* EXERCISE
Take each line containing "this" and report it exactly as written.

* DATA FOR PROCESSING
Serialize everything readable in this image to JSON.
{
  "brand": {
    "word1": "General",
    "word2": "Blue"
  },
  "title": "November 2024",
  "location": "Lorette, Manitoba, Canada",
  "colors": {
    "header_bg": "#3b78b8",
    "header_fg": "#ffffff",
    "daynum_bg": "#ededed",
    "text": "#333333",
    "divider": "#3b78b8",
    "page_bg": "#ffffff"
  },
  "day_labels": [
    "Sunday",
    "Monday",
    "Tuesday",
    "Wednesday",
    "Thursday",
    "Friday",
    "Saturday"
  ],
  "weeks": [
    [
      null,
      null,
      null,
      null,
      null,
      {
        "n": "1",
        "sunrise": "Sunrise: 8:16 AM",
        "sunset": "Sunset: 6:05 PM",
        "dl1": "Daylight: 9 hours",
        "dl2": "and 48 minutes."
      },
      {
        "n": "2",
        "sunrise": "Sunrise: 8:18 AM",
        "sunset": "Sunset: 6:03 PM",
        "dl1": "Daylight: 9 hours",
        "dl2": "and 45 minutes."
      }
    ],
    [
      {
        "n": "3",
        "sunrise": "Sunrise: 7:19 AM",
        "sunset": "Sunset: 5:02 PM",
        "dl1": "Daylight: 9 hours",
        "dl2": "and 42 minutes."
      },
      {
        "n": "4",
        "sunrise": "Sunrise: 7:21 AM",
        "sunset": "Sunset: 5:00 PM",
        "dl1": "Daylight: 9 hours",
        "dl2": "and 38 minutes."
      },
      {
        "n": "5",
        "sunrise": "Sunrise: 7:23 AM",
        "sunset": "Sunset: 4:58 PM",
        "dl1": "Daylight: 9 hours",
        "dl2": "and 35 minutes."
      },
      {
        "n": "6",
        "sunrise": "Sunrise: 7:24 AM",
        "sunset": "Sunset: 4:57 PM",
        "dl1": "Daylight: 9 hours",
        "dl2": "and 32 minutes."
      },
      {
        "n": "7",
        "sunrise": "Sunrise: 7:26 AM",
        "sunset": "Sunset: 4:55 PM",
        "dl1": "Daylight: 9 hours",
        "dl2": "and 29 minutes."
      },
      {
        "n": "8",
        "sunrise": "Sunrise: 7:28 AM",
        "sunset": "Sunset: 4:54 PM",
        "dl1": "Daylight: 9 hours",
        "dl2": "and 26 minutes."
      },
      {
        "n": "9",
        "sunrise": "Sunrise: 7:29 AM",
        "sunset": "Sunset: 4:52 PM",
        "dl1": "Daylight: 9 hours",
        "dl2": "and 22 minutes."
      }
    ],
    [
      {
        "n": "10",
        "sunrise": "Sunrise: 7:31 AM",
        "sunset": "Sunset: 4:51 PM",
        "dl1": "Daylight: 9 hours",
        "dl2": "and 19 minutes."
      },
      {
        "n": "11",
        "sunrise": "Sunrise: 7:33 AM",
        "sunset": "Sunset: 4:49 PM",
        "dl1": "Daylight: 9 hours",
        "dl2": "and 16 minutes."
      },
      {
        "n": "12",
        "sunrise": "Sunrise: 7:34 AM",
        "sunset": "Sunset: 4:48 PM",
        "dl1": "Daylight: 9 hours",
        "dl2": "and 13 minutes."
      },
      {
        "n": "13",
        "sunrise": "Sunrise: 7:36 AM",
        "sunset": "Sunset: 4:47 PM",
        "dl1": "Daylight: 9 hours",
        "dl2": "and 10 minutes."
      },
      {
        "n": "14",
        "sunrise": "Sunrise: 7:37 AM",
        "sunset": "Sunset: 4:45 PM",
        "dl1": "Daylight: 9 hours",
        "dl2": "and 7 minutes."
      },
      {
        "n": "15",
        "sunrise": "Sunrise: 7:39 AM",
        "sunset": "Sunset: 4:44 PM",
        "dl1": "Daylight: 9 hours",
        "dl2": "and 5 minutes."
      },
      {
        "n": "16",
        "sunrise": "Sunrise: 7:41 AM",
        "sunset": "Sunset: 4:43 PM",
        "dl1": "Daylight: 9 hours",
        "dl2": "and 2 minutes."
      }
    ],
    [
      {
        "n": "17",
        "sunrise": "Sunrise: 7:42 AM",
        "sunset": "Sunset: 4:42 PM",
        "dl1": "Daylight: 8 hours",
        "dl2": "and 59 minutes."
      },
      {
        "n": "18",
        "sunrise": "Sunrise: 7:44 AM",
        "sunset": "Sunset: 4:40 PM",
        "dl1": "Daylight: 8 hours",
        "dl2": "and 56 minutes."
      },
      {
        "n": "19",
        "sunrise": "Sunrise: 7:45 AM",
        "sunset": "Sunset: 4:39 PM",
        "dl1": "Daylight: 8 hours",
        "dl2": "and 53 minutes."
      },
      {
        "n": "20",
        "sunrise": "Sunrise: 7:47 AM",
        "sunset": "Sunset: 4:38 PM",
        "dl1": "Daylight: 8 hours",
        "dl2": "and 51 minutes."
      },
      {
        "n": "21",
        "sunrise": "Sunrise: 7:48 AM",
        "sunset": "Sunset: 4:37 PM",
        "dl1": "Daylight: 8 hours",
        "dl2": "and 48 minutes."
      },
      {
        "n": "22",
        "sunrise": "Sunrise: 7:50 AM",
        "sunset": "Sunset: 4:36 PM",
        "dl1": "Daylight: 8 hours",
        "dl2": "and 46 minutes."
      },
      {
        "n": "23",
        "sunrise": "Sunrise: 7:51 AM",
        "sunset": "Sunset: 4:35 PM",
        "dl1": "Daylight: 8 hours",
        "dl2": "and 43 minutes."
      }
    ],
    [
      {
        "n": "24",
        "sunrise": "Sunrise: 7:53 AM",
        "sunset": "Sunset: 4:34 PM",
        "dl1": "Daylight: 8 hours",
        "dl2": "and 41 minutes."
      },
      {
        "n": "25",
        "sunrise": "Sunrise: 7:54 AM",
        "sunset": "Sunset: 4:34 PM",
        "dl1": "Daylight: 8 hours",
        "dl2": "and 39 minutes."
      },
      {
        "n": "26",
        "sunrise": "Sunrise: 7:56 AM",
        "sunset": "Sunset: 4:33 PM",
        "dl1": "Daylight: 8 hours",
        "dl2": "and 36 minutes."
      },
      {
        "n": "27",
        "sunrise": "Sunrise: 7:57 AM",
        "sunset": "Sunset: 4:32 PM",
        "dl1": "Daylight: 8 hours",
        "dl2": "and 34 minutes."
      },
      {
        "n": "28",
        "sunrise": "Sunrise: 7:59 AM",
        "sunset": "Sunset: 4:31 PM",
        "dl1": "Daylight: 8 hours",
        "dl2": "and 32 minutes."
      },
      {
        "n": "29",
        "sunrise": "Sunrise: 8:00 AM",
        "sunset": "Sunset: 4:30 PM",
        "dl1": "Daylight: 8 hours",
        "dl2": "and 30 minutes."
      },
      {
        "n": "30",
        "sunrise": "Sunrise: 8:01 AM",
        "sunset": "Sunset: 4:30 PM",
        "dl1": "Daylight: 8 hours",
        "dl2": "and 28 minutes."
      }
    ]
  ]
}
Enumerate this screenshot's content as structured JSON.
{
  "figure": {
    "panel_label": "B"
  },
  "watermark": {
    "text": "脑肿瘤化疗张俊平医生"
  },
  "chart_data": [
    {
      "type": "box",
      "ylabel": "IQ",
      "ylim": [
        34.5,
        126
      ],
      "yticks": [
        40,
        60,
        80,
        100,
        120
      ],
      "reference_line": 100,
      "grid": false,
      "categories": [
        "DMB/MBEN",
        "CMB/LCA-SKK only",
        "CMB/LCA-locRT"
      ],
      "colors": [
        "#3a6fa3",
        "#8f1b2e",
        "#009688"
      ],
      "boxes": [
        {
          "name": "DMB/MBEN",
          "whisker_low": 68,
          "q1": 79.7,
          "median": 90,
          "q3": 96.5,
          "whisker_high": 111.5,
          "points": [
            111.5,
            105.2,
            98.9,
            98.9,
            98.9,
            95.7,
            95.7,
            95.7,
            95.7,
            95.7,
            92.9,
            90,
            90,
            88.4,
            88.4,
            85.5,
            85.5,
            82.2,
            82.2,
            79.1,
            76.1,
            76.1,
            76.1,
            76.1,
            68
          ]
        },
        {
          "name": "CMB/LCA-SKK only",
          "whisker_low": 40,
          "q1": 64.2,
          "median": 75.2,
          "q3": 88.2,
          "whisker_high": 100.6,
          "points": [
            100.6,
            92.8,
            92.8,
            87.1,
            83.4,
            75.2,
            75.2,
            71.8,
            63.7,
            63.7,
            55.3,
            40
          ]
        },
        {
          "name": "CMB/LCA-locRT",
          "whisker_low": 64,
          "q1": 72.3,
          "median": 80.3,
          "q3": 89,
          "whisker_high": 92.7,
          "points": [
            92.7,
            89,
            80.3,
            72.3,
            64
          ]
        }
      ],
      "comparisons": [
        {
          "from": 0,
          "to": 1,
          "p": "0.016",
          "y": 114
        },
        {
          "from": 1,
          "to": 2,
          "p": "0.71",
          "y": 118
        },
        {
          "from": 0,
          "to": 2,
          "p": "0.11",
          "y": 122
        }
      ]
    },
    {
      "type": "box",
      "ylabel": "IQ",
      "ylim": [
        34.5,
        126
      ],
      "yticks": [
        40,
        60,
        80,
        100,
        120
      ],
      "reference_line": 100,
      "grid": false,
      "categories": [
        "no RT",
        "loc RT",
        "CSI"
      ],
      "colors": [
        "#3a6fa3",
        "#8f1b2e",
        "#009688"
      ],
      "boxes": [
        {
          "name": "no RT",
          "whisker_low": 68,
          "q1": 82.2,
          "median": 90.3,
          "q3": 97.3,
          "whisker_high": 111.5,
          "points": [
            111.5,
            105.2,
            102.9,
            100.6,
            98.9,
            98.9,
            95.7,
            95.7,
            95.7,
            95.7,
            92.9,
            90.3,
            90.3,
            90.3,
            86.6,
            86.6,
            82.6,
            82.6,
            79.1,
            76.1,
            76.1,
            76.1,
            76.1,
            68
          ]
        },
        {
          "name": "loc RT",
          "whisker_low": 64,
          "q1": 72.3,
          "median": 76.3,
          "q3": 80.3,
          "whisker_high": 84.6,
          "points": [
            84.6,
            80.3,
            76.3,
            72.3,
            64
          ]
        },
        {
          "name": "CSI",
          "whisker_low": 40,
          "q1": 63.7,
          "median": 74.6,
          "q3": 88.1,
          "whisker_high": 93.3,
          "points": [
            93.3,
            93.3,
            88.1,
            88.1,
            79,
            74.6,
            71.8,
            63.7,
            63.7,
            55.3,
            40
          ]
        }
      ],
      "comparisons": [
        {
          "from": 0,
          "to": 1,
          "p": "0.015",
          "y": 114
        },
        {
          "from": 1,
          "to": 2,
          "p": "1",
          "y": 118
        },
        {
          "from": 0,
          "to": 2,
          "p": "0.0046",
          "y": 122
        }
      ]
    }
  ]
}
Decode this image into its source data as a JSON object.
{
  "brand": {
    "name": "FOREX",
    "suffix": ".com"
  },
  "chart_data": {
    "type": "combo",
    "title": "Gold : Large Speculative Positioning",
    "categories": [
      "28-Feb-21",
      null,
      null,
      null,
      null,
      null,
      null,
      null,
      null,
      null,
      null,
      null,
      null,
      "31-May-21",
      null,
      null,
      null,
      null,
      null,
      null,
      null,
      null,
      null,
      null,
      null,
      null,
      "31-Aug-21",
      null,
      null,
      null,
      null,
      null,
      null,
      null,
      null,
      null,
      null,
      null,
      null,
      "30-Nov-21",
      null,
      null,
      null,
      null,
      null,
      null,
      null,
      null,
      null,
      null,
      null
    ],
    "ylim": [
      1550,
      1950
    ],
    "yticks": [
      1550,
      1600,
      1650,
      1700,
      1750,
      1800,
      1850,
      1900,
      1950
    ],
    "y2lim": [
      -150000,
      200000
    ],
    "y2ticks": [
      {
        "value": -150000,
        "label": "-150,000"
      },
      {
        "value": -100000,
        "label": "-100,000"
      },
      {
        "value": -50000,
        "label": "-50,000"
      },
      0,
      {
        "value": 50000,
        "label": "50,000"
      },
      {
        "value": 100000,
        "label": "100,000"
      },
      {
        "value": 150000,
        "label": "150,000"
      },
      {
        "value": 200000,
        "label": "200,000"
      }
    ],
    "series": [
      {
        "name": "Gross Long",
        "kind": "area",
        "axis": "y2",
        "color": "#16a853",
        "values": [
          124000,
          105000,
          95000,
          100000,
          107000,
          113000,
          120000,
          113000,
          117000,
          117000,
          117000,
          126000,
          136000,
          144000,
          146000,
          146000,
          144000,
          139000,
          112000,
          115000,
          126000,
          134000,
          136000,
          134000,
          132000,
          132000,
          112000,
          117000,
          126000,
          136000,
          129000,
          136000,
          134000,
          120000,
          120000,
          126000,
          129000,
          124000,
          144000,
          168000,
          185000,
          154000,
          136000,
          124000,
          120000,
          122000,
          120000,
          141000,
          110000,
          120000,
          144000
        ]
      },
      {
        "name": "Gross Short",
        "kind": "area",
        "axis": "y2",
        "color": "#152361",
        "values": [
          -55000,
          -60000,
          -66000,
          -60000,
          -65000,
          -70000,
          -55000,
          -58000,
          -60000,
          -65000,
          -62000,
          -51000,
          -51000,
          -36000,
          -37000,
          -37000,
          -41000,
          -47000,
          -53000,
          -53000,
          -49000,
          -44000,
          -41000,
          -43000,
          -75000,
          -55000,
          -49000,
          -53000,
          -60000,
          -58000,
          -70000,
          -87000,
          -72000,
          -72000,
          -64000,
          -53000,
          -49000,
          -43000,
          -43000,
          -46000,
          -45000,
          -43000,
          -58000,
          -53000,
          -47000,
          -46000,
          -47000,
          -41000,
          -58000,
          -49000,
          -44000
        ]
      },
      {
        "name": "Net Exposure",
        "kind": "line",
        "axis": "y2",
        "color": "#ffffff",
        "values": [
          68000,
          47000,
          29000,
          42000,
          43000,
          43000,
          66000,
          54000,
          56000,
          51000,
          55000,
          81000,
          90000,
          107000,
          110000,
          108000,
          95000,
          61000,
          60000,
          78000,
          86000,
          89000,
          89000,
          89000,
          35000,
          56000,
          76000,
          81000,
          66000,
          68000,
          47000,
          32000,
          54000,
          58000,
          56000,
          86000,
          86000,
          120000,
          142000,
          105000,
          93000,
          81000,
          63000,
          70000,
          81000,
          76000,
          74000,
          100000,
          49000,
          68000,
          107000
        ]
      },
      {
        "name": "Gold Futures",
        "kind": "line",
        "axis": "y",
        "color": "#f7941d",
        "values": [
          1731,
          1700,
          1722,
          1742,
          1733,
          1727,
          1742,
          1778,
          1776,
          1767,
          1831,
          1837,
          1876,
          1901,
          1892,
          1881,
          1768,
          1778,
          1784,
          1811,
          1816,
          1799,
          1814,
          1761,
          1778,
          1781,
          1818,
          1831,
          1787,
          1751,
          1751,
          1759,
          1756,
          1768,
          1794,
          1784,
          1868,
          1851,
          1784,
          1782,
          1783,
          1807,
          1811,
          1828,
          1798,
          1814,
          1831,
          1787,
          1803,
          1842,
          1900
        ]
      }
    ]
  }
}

* ANSWER TO THE EXERCISE
Serialize everything readable in this image to JSON.
Enumerate this screenshot's content as structured JSON.
Decode this image into its source data as a JSON object.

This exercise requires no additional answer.